→ Provided information:
┄┄┄┄┄┄

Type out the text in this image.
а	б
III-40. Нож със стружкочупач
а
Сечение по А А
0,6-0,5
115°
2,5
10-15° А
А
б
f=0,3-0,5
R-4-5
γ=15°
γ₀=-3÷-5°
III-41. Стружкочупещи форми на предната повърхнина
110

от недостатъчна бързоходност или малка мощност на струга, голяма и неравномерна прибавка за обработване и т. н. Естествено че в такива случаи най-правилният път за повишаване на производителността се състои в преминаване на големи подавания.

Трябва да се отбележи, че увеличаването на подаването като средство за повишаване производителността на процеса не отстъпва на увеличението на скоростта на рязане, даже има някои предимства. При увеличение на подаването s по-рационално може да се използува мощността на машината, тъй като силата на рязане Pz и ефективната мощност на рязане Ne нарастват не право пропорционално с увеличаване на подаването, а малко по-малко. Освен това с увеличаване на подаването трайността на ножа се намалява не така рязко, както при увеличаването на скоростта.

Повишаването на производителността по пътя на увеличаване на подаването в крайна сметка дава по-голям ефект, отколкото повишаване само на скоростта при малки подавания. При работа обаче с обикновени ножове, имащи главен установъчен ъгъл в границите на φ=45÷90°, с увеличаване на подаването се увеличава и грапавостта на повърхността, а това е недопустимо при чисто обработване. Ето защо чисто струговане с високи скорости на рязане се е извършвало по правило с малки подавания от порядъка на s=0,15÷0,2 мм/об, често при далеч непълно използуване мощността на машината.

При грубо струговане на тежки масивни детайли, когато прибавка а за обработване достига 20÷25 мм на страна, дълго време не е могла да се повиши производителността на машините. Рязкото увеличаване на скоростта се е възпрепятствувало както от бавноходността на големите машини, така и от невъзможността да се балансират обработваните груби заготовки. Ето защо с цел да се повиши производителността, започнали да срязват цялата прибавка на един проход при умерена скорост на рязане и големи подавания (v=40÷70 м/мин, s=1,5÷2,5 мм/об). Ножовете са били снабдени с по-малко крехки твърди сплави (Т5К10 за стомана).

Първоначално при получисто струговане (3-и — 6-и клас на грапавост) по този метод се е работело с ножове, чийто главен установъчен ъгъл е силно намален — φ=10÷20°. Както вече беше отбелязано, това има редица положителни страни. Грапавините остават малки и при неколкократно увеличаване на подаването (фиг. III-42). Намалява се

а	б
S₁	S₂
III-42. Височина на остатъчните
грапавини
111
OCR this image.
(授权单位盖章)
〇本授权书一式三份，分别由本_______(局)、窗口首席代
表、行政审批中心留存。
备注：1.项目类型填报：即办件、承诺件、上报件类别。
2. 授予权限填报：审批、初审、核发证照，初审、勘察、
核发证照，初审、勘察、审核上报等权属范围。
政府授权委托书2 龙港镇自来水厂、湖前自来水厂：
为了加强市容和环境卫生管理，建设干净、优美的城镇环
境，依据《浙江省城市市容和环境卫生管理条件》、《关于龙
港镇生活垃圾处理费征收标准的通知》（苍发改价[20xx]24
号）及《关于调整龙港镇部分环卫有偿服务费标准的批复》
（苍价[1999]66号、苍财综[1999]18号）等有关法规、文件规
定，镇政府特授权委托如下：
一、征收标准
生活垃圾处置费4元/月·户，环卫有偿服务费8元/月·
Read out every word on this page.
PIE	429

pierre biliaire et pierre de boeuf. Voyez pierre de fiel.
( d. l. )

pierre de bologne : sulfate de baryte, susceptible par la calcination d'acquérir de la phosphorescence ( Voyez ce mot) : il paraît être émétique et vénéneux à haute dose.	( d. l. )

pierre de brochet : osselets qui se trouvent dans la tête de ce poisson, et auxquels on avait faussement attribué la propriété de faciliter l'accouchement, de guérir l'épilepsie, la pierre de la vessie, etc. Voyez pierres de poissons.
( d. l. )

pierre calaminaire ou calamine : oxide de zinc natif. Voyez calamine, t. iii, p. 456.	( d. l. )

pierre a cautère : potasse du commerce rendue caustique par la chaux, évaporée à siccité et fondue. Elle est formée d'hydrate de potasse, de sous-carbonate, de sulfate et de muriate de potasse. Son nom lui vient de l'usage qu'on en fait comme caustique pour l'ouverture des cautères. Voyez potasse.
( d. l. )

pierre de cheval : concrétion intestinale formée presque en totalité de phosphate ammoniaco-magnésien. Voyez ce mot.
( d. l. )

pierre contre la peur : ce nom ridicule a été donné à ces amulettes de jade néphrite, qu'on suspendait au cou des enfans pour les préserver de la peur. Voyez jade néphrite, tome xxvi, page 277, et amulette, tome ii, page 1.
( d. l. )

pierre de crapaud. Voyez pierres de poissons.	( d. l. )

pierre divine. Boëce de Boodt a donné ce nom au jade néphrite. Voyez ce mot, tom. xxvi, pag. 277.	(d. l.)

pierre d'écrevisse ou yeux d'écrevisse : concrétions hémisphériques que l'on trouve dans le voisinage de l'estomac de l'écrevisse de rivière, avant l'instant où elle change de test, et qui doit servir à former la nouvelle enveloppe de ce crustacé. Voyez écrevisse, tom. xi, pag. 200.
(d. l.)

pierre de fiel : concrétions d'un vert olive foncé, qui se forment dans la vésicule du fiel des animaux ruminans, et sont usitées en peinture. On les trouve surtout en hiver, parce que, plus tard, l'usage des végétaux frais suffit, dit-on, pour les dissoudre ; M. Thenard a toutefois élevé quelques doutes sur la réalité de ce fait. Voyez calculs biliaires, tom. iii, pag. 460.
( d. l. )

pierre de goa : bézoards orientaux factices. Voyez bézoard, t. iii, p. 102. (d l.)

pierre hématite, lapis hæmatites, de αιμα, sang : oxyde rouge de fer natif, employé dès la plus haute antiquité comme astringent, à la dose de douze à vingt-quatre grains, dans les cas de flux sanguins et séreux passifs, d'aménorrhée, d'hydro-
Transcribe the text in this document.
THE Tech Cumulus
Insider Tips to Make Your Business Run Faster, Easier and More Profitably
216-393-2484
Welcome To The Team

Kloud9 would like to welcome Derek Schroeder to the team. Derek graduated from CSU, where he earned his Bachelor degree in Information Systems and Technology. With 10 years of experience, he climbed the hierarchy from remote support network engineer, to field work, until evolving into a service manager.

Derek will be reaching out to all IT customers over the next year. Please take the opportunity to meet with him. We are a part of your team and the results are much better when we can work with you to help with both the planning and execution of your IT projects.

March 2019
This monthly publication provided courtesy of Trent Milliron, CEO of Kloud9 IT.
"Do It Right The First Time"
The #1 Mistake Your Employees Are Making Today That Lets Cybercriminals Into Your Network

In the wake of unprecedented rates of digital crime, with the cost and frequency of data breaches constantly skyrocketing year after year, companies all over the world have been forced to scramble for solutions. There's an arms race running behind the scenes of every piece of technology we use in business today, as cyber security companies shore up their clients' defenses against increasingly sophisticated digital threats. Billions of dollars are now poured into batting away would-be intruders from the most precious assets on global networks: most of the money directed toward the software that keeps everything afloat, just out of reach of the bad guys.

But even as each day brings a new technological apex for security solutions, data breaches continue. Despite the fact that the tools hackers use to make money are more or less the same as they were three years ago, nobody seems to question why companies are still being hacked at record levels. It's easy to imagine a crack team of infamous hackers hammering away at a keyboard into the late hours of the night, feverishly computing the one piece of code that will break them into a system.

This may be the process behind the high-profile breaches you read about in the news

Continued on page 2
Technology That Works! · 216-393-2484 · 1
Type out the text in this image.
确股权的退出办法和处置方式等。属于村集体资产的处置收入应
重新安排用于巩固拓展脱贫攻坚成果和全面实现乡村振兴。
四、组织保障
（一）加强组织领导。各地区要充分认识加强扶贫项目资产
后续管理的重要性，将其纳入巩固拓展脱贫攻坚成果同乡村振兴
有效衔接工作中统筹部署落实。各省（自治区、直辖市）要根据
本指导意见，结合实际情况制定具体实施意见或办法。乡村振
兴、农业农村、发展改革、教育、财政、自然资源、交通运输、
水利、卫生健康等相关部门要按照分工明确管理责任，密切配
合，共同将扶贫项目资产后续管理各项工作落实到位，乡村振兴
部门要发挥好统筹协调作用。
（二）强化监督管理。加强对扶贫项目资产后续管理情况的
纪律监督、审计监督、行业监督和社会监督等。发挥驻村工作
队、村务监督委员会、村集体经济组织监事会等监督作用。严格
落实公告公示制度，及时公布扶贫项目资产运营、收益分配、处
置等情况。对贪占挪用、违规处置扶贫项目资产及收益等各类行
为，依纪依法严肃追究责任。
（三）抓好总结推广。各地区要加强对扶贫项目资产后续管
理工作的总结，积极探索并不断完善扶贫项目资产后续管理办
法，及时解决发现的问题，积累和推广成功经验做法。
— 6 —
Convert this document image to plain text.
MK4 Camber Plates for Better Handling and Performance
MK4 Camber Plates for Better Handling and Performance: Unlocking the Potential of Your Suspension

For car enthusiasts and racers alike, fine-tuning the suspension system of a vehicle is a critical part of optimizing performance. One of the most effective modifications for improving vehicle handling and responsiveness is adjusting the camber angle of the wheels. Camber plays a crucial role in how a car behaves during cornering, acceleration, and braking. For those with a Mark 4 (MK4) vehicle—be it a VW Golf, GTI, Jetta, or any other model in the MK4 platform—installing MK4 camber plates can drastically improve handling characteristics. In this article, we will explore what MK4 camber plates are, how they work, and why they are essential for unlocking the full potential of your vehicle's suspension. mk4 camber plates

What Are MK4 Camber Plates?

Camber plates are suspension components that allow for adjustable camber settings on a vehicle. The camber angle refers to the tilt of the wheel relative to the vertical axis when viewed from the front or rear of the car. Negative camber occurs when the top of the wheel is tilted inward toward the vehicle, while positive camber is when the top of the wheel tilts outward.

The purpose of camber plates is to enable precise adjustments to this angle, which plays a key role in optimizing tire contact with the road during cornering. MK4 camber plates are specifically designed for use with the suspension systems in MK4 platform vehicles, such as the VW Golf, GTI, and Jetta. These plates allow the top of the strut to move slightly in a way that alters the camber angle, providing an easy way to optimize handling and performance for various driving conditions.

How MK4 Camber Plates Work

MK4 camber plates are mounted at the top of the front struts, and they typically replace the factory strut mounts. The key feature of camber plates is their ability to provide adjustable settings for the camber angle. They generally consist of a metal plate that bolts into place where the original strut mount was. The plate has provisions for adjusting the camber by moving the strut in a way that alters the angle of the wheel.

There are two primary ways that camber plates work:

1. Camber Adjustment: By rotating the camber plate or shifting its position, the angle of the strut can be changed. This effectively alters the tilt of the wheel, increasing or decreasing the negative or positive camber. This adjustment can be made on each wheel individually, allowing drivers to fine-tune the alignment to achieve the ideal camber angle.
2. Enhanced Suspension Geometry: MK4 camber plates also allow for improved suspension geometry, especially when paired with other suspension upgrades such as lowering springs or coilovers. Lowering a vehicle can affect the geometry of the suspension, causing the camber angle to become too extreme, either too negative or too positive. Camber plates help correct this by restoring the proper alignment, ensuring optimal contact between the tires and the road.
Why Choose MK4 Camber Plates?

┄┄┄┄┄┄

→ Work required: Take every line above carrying "核发证照" and return it.

→ Response for this exercise:
2. 授予权限填报：审批、初审、核发证照，初审、勘察、
核发证照，初审、勘察、审核上报等权属范围。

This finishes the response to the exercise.